THE TASK: Show, in full, each line of the data that contains "this".

INFORMATION PROVIDED:
::::::
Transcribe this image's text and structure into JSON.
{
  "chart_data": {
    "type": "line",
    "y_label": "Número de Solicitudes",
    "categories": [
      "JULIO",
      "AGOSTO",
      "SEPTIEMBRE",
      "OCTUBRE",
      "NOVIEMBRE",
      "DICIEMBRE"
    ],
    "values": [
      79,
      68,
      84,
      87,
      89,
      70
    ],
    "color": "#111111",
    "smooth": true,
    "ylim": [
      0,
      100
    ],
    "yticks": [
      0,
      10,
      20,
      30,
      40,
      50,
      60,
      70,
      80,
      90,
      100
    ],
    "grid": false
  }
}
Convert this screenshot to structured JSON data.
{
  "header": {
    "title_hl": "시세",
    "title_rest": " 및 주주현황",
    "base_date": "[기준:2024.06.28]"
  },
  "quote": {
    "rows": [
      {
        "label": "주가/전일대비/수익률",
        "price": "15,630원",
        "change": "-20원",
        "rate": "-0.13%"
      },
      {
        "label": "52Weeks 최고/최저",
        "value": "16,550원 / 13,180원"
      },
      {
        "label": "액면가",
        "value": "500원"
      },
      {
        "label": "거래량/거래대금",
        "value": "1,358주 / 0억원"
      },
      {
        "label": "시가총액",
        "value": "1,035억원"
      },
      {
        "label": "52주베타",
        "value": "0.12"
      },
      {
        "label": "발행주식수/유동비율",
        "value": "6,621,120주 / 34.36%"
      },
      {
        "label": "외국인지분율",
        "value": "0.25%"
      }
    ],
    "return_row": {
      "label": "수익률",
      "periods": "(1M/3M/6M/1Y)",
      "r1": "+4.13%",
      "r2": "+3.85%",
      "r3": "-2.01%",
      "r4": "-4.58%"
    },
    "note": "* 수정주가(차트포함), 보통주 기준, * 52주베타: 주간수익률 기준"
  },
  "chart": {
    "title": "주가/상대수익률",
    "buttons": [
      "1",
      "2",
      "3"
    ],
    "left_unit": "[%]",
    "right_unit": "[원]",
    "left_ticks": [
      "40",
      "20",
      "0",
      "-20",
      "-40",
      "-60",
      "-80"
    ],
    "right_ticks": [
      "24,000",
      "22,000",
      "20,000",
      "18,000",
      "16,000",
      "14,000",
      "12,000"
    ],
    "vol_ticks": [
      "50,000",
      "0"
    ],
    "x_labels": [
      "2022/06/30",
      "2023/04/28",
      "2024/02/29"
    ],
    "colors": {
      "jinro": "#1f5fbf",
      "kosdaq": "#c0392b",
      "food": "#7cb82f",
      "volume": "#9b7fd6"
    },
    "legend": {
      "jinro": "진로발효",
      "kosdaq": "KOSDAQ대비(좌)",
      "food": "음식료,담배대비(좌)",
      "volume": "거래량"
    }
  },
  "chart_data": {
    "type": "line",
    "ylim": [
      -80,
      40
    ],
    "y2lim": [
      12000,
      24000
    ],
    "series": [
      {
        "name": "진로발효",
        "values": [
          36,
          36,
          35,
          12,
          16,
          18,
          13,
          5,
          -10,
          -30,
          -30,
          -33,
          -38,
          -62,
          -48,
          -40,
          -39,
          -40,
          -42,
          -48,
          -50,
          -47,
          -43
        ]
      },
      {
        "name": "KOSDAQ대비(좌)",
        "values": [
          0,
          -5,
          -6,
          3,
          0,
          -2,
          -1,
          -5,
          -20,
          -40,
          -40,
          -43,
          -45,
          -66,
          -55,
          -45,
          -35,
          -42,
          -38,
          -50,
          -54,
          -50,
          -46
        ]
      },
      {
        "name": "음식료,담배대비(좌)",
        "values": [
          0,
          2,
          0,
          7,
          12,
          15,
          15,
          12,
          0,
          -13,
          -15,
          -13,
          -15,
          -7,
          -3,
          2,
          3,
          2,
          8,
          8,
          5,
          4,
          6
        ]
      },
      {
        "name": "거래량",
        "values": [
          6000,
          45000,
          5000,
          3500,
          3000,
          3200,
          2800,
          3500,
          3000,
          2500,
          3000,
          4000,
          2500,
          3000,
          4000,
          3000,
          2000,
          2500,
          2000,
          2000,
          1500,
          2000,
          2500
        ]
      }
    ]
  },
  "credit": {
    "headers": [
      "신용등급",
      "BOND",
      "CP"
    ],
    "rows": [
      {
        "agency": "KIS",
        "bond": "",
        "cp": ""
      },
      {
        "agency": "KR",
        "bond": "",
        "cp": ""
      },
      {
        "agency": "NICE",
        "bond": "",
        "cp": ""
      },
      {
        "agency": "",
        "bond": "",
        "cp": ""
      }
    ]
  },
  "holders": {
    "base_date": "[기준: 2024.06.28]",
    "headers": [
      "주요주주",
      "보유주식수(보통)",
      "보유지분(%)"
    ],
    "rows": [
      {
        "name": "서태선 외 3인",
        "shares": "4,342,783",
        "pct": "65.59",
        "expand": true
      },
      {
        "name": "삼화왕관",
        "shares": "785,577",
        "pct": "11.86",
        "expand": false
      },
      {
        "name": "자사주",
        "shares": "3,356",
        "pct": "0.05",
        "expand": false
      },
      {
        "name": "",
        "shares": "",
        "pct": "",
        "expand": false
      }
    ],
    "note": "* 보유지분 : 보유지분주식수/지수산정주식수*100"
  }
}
::::::
WRITTEN ANSWER:
Transcribe this image's text and structure into JSON.
Convert this screenshot to structured JSON data.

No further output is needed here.